Dataset records:
-- -- --
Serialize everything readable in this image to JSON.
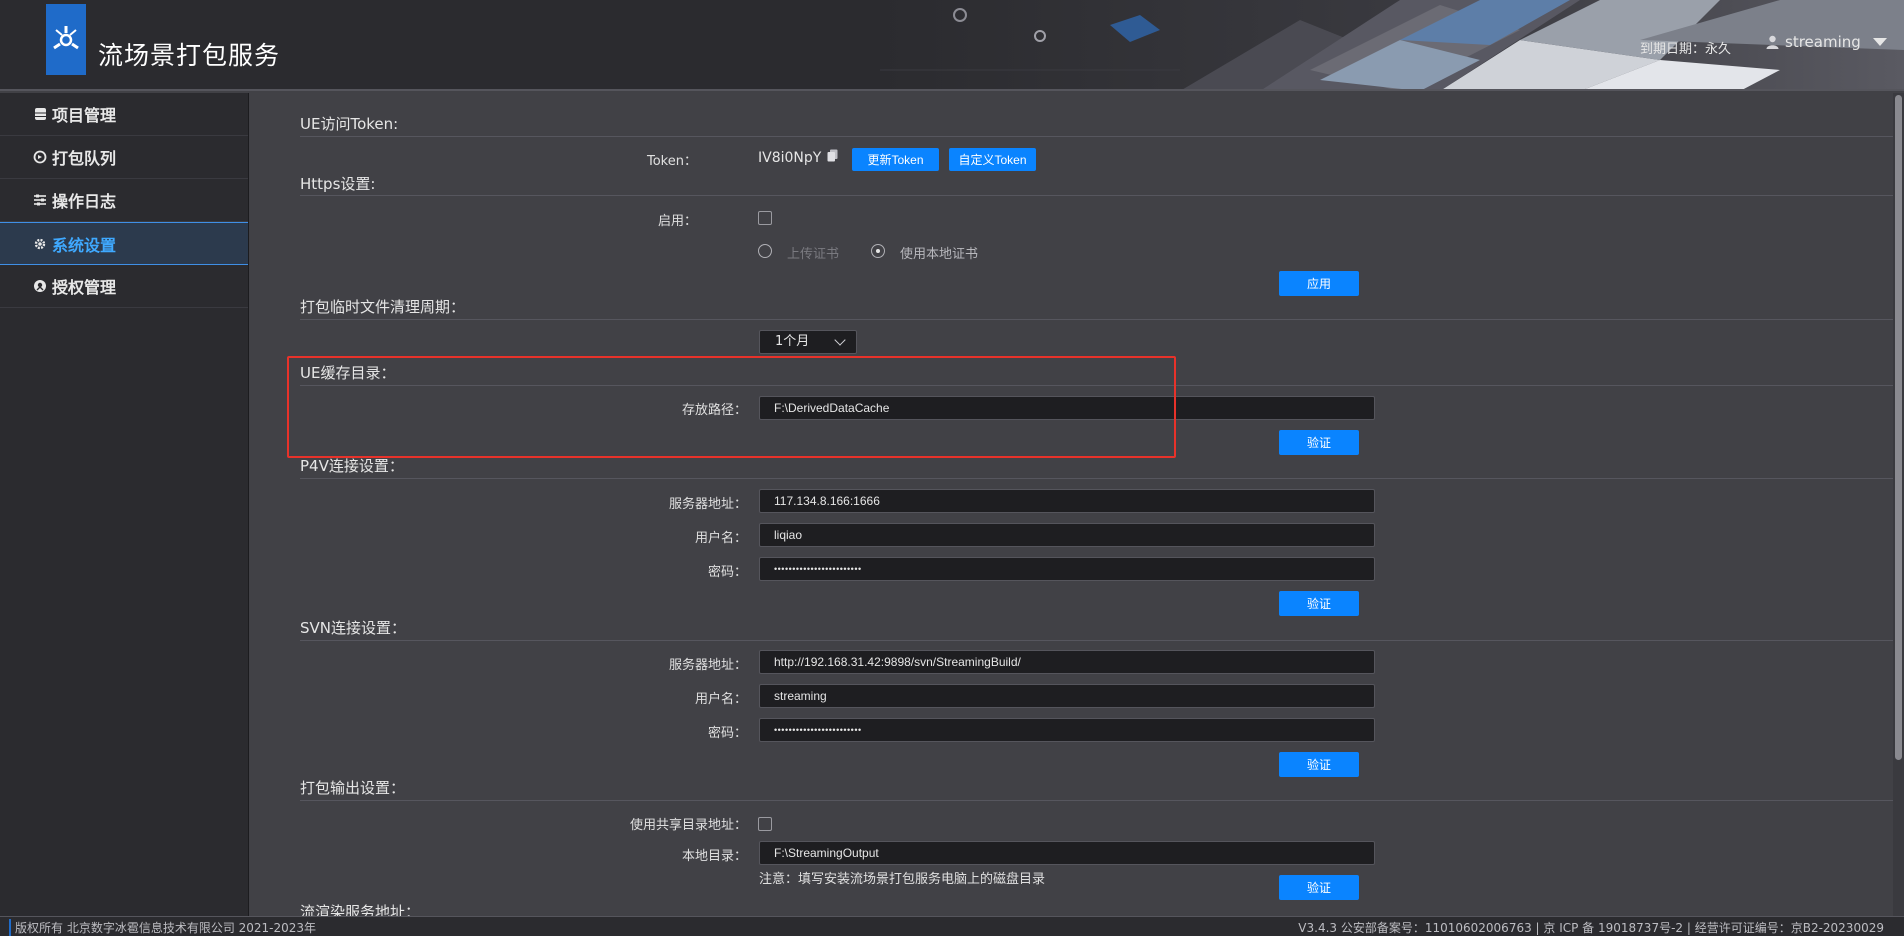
{
  "header": {
    "app_title": "流场景打包服务",
    "expire_label": "到期日期：永久",
    "username": "streaming"
  },
  "sidebar": {
    "items": [
      {
        "label": "项目管理",
        "icon": "database-icon",
        "active": false
      },
      {
        "label": "打包队列",
        "icon": "queue-icon",
        "active": false
      },
      {
        "label": "操作日志",
        "icon": "sliders-icon",
        "active": false
      },
      {
        "label": "系统设置",
        "icon": "gear-icon",
        "active": true
      },
      {
        "label": "授权管理",
        "icon": "license-icon",
        "active": false
      }
    ]
  },
  "token": {
    "section_title": "UE访问Token:",
    "label": "Token：",
    "value": "IV8i0NpY",
    "refresh_btn": "更新Token",
    "custom_btn": "自定义Token"
  },
  "https": {
    "section_title": "Https设置:",
    "enable_label": "启用：",
    "option_upload": "上传证书",
    "option_local": "使用本地证书",
    "apply_btn": "应用"
  },
  "cleanup": {
    "section_title": "打包临时文件清理周期：",
    "selected": "1个月"
  },
  "ue_cache": {
    "section_title": "UE缓存目录：",
    "path_label": "存放路径：",
    "path_value": "F:\\DerivedDataCache",
    "verify_btn": "验证"
  },
  "p4v": {
    "section_title": "P4V连接设置：",
    "server_label": "服务器地址：",
    "server_value": "117.134.8.166:1666",
    "user_label": "用户名：",
    "user_value": "liqiao",
    "password_label": "密码：",
    "password_value": "••••••••••••••••••••••••",
    "verify_btn": "验证"
  },
  "svn": {
    "section_title": "SVN连接设置：",
    "server_label": "服务器地址：",
    "server_value": "http://192.168.31.42:9898/svn/StreamingBuild/",
    "user_label": "用户名：",
    "user_value": "streaming",
    "password_label": "密码：",
    "password_value": "••••••••••••••••••••••••",
    "verify_btn": "验证"
  },
  "output": {
    "section_title": "打包输出设置：",
    "shared_label": "使用共享目录地址：",
    "local_label": "本地目录：",
    "local_value": "F:\\StreamingOutput",
    "note": "注意：填写安装流场景打包服务电脑上的磁盘目录",
    "verify_btn": "验证"
  },
  "render": {
    "section_title": "流渲染服务地址："
  },
  "footer": {
    "copyright": "版权所有 北京数字冰雹信息技术有限公司 2021-2023年",
    "license": "V3.4.3 公安部备案号：11010602006763 | 京 ICP 备 19018737号-2 | 经营许可证编号：京B2-20230029"
  },
  "colors": {
    "accent": "#0a84ff",
    "highlight_box": "#e8322a",
    "active_nav": "#3fa9ff"
  }
}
-- -- --
### Requirements
Go through the records and gather the lines that hold "license".

### Final answer
        "icon": "license-icon",
    "license": "V3.4.3 公安部备案号：11010602006763 | 京 ICP 备 19018737号-2 | 经营许可证编号：京B2-20230029"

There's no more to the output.